— What you have to do —
Repeat the material verbatim. Images are excluded from the copy.

— Supplied information —
## Begin

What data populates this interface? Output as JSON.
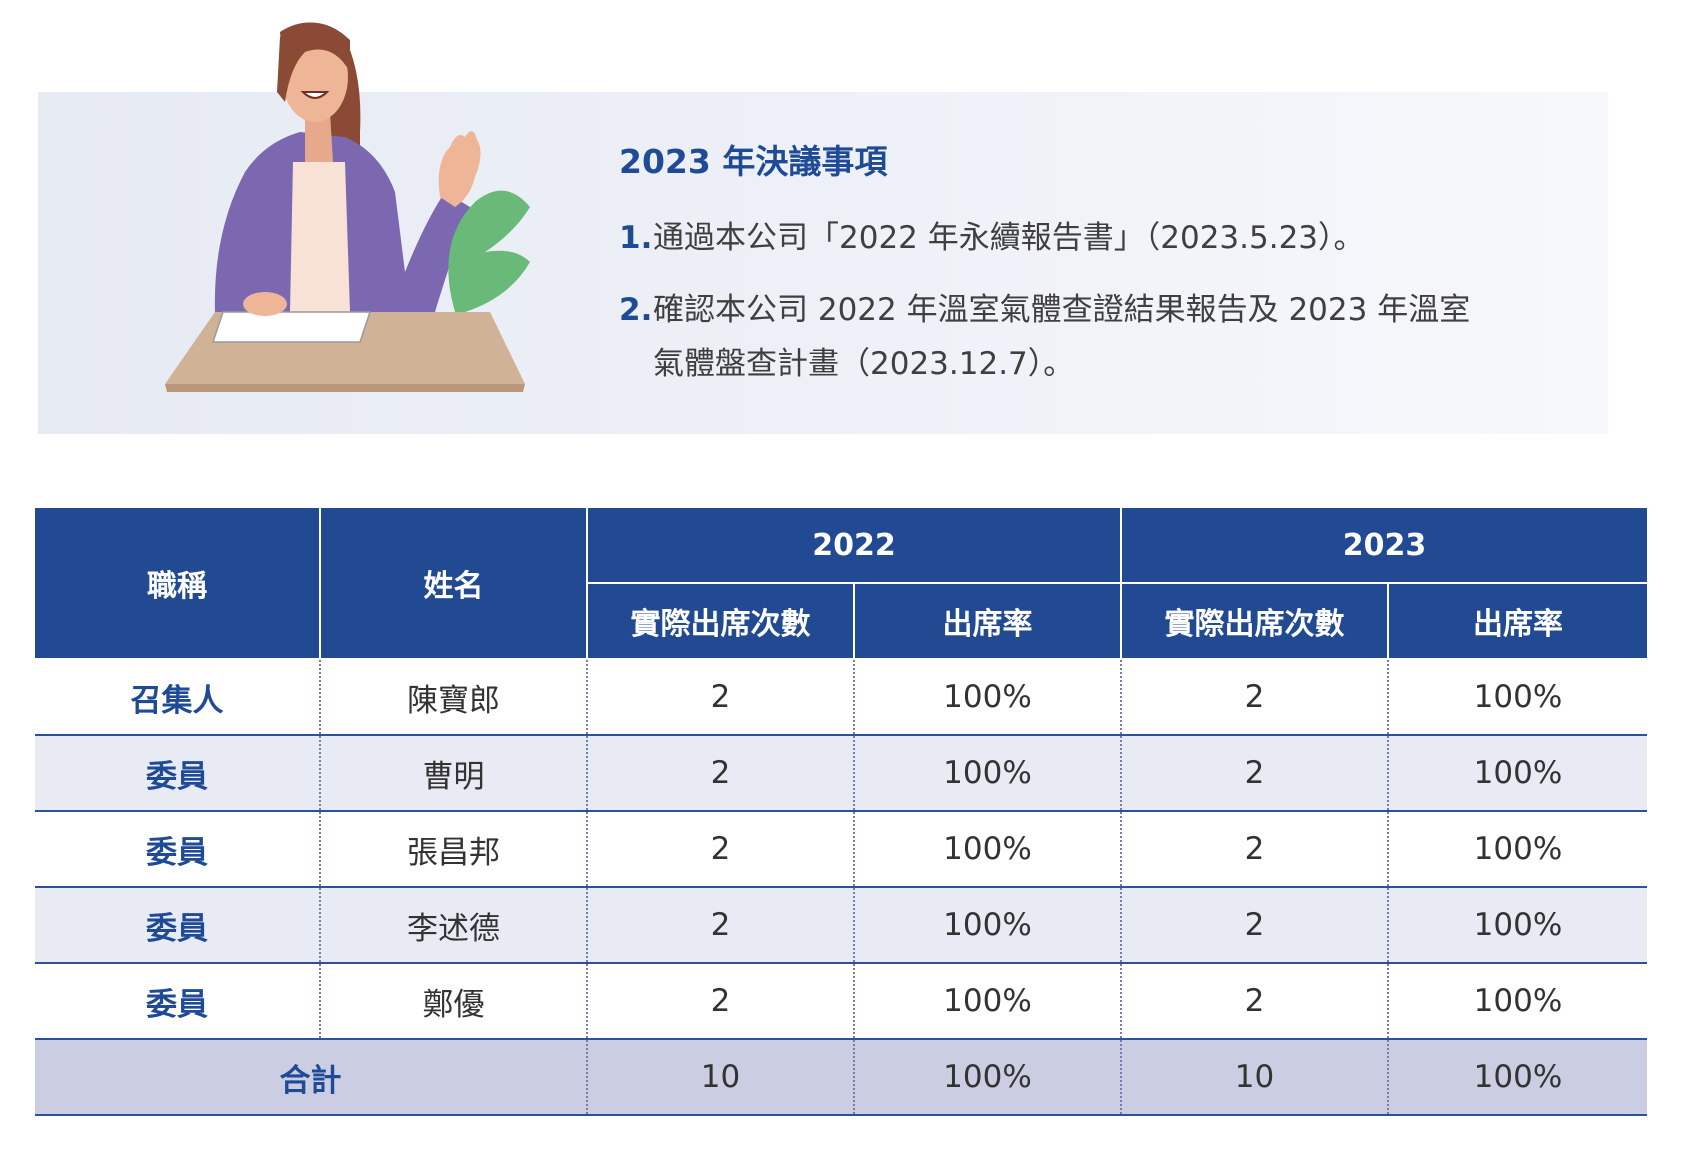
{
  "resolutions": {
    "title": "2023 年決議事項",
    "items": [
      {
        "num": "1.",
        "lines": [
          "通過本公司「2022 年永續報告書」（2023.5.23）。"
        ]
      },
      {
        "num": "2.",
        "lines": [
          "確認本公司 2022 年溫室氣體查證結果報告及 2023 年溫室",
          "氣體盤查計畫（2023.12.7）。"
        ]
      }
    ]
  },
  "table": {
    "headers": {
      "title_col": "職稱",
      "name_col": "姓名",
      "years": [
        "2022",
        "2023"
      ],
      "sub": [
        "實際出席次數",
        "出席率",
        "實際出席次數",
        "出席率"
      ]
    },
    "rows": [
      {
        "title": "召集人",
        "name": "陳寶郎",
        "c1": "2",
        "r1": "100%",
        "c2": "2",
        "r2": "100%"
      },
      {
        "title": "委員",
        "name": "曹明",
        "c1": "2",
        "r1": "100%",
        "c2": "2",
        "r2": "100%"
      },
      {
        "title": "委員",
        "name": "張昌邦",
        "c1": "2",
        "r1": "100%",
        "c2": "2",
        "r2": "100%"
      },
      {
        "title": "委員",
        "name": "李述德",
        "c1": "2",
        "r1": "100%",
        "c2": "2",
        "r2": "100%"
      },
      {
        "title": "委員",
        "name": "鄭優",
        "c1": "2",
        "r1": "100%",
        "c2": "2",
        "r2": "100%"
      }
    ],
    "total": {
      "label": "合計",
      "c1": "10",
      "r1": "100%",
      "c2": "10",
      "r2": "100%"
    }
  },
  "colors": {
    "header_bg": "#214a93",
    "accent_text": "#1f4b96",
    "alt_row": "#e9ebf4",
    "total_row": "#cbcee3",
    "banner": "#eef1f7"
  },
  "illustration": {
    "icon": "woman-at-desk-illustration"
  }
}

## End

— Final answer —
What data populates this interface? Output as JSON.
{
  "resolutions": {
    "title": "2023 年決議事項",
    "items": [
      {
        "num": "1.",
        "lines": [
          "通過本公司「2022 年永續報告書」（2023.5.23）。"
        ]
      },
      {
        "num": "2.",
        "lines": [
          "確認本公司 2022 年溫室氣體查證結果報告及 2023 年溫室",
          "氣體盤查計畫（2023.12.7）。"
        ]
      }
    ]
  },
  "table": {
    "headers": {
      "title_col": "職稱",
      "name_col": "姓名",
      "years": [
        "2022",
        "2023"
      ],
      "sub": [
        "實際出席次數",
        "出席率",
        "實際出席次數",
        "出席率"
      ]
    },
    "rows": [
      {
        "title": "召集人",
        "name": "陳寶郎",
        "c1": "2",
        "r1": "100%",
        "c2": "2",
        "r2": "100%"
      },
      {
        "title": "委員",
        "name": "曹明",
        "c1": "2",
        "r1": "100%",
        "c2": "2",
        "r2": "100%"
      },
      {
        "title": "委員",
        "name": "張昌邦",
        "c1": "2",
        "r1": "100%",
        "c2": "2",
        "r2": "100%"
      },
      {
        "title": "委員",
        "name": "李述德",
        "c1": "2",
        "r1": "100%",
        "c2": "2",
        "r2": "100%"
      },
      {
        "title": "委員",
        "name": "鄭優",
        "c1": "2",
        "r1": "100%",
        "c2": "2",
        "r2": "100%"
      }
    ],
    "total": {
      "label": "合計",
      "c1": "10",
      "r1": "100%",
      "c2": "10",
      "r2": "100%"
    }
  },
  "colors": {
    "header_bg": "#214a93",
    "accent_text": "#1f4b96",
    "alt_row": "#e9ebf4",
    "total_row": "#cbcee3",
    "banner": "#eef1f7"
  },
  "illustration": {
    "icon": "woman-at-desk-illustration"
  }
}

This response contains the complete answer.